Go through each line of the records below and count those with the word "preview"; give only the total.

· · · · ·

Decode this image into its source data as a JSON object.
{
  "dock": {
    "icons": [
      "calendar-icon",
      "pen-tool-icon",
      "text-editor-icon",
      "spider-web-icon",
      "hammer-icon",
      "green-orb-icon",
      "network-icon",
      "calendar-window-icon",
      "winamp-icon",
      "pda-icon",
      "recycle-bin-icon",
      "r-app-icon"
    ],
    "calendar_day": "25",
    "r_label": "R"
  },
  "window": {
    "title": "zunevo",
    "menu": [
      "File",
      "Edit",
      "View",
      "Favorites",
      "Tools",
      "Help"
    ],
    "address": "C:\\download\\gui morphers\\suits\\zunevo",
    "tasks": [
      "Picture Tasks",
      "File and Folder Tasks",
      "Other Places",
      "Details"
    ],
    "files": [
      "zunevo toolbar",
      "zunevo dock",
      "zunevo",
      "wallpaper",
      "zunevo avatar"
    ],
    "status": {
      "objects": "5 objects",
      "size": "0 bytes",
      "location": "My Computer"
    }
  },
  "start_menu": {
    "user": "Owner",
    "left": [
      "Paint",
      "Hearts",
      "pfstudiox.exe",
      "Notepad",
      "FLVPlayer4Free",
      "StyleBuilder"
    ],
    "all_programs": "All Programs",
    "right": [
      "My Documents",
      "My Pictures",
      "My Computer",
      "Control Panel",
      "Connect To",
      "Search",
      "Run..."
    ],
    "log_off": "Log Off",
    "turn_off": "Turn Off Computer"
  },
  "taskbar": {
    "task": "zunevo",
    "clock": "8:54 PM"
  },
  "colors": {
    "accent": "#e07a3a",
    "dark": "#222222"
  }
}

· · · · ·

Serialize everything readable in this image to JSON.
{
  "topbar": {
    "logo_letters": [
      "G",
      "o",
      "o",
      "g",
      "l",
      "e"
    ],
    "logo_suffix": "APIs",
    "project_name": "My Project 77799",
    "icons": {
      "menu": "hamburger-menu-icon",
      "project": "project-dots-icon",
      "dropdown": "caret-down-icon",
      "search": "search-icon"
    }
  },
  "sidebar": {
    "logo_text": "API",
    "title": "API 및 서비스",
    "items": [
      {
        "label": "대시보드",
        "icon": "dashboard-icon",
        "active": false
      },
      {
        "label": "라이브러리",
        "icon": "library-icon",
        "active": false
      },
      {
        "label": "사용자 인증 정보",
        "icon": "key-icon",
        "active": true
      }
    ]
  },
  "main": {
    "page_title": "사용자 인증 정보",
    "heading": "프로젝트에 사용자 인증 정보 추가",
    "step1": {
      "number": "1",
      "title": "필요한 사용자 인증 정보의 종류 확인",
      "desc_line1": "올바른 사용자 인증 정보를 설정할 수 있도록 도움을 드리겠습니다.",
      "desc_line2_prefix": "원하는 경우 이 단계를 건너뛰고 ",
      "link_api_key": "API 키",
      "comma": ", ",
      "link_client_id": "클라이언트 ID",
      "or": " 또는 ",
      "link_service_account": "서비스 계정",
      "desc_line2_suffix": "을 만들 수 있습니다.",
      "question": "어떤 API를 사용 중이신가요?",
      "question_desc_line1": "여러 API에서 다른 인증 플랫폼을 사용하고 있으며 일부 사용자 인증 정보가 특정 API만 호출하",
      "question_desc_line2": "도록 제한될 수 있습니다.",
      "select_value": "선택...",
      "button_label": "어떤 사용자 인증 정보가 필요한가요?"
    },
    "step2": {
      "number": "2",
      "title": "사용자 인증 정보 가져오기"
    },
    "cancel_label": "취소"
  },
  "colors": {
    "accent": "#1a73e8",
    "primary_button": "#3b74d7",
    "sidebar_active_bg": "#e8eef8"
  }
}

· · · · ·

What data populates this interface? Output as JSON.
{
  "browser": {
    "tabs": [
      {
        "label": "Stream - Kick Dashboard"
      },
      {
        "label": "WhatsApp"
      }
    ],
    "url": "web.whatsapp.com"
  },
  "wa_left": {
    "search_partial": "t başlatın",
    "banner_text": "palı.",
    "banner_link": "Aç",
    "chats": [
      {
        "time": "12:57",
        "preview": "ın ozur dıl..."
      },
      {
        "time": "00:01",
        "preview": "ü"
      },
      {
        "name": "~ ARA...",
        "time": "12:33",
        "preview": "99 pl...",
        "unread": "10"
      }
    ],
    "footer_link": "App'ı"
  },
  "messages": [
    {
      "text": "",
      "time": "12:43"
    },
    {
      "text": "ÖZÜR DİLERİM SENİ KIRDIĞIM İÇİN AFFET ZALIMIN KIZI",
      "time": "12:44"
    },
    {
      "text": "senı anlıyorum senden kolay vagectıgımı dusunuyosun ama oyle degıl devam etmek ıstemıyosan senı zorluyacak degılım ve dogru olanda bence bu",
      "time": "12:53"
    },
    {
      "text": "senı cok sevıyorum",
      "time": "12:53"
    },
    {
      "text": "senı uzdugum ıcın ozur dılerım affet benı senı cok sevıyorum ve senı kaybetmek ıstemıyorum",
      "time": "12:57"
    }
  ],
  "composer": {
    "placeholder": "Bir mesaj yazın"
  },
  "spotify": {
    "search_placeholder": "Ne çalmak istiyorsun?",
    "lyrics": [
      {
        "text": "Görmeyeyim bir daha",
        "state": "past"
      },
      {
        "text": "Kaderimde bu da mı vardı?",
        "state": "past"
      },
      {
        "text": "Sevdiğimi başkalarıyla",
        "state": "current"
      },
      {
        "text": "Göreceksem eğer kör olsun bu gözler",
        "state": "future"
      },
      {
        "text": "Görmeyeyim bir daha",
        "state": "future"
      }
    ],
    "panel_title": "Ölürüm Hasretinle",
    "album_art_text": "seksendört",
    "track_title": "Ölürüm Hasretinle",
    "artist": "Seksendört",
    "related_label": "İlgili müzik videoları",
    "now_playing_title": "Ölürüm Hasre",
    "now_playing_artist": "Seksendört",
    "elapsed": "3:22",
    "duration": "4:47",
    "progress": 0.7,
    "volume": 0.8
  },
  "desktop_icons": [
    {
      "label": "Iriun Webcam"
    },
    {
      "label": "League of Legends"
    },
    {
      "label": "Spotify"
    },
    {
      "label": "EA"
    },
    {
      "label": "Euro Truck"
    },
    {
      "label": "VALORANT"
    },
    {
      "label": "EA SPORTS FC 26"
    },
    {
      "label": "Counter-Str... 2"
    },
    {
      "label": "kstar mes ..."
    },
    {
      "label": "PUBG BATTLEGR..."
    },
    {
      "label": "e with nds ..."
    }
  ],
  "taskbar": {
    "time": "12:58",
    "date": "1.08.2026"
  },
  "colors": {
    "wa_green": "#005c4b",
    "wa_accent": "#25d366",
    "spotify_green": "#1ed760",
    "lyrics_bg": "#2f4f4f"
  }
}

· · · · ·

**The output:** 3